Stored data
— START —

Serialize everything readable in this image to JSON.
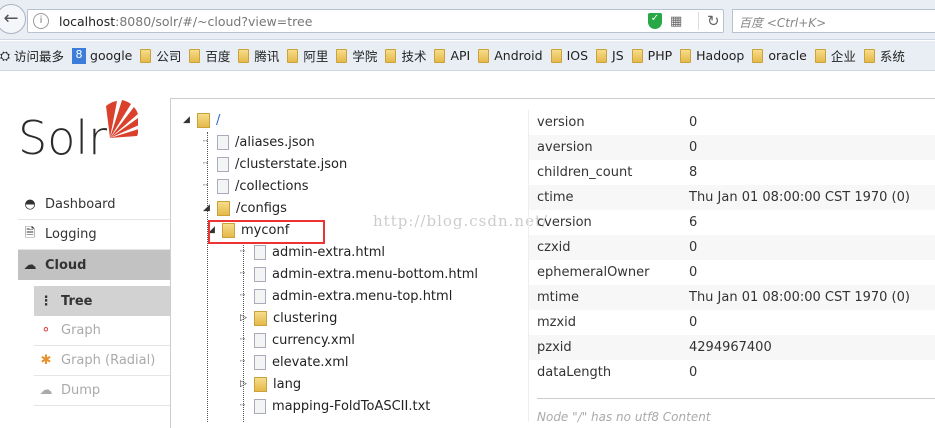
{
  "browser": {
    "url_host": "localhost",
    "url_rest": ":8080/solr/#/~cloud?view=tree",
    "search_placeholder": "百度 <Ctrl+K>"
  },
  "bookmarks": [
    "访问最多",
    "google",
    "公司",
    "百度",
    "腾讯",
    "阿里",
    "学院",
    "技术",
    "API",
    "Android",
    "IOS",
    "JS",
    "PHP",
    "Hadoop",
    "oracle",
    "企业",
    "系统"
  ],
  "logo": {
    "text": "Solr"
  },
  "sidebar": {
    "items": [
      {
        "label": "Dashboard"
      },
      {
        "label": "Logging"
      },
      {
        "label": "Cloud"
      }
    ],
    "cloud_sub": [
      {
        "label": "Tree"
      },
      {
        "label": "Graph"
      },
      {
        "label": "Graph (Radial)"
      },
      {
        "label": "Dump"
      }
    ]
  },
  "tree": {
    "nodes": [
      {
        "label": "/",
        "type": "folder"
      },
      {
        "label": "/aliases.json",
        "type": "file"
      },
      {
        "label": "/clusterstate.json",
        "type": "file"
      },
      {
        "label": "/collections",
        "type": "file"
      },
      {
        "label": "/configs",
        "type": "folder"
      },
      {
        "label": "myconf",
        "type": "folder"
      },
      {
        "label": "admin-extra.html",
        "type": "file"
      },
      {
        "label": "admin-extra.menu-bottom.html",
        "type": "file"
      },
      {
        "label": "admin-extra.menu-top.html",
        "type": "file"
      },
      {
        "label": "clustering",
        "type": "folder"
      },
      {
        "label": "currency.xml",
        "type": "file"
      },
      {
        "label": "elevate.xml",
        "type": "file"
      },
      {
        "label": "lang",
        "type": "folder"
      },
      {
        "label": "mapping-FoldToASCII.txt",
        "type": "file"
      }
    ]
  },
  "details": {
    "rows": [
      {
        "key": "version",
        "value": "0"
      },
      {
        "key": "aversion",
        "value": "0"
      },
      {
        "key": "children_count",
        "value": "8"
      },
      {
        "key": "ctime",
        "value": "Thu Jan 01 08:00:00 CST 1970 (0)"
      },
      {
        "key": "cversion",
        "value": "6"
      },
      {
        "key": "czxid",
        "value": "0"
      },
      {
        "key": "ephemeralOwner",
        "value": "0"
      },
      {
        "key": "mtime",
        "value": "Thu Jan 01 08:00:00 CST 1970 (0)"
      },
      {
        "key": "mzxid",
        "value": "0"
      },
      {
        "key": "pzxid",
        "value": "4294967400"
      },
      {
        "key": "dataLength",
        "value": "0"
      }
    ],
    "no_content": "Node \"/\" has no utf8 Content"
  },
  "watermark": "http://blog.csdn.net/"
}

— END —

▶ **Task directions**
Repeat the records above exactly, leaving out the pictures.

▶ **Answer to the problem**
Serialize everything readable in this image to JSON.
{
  "browser": {
    "url_host": "localhost",
    "url_rest": ":8080/solr/#/~cloud?view=tree",
    "search_placeholder": "百度 <Ctrl+K>"
  },
  "bookmarks": [
    "访问最多",
    "google",
    "公司",
    "百度",
    "腾讯",
    "阿里",
    "学院",
    "技术",
    "API",
    "Android",
    "IOS",
    "JS",
    "PHP",
    "Hadoop",
    "oracle",
    "企业",
    "系统"
  ],
  "logo": {
    "text": "Solr"
  },
  "sidebar": {
    "items": [
      {
        "label": "Dashboard"
      },
      {
        "label": "Logging"
      },
      {
        "label": "Cloud"
      }
    ],
    "cloud_sub": [
      {
        "label": "Tree"
      },
      {
        "label": "Graph"
      },
      {
        "label": "Graph (Radial)"
      },
      {
        "label": "Dump"
      }
    ]
  },
  "tree": {
    "nodes": [
      {
        "label": "/",
        "type": "folder"
      },
      {
        "label": "/aliases.json",
        "type": "file"
      },
      {
        "label": "/clusterstate.json",
        "type": "file"
      },
      {
        "label": "/collections",
        "type": "file"
      },
      {
        "label": "/configs",
        "type": "folder"
      },
      {
        "label": "myconf",
        "type": "folder"
      },
      {
        "label": "admin-extra.html",
        "type": "file"
      },
      {
        "label": "admin-extra.menu-bottom.html",
        "type": "file"
      },
      {
        "label": "admin-extra.menu-top.html",
        "type": "file"
      },
      {
        "label": "clustering",
        "type": "folder"
      },
      {
        "label": "currency.xml",
        "type": "file"
      },
      {
        "label": "elevate.xml",
        "type": "file"
      },
      {
        "label": "lang",
        "type": "folder"
      },
      {
        "label": "mapping-FoldToASCII.txt",
        "type": "file"
      }
    ]
  },
  "details": {
    "rows": [
      {
        "key": "version",
        "value": "0"
      },
      {
        "key": "aversion",
        "value": "0"
      },
      {
        "key": "children_count",
        "value": "8"
      },
      {
        "key": "ctime",
        "value": "Thu Jan 01 08:00:00 CST 1970 (0)"
      },
      {
        "key": "cversion",
        "value": "6"
      },
      {
        "key": "czxid",
        "value": "0"
      },
      {
        "key": "ephemeralOwner",
        "value": "0"
      },
      {
        "key": "mtime",
        "value": "Thu Jan 01 08:00:00 CST 1970 (0)"
      },
      {
        "key": "mzxid",
        "value": "0"
      },
      {
        "key": "pzxid",
        "value": "4294967400"
      },
      {
        "key": "dataLength",
        "value": "0"
      }
    ],
    "no_content": "Node \"/\" has no utf8 Content"
  },
  "watermark": "http://blog.csdn.net/"
}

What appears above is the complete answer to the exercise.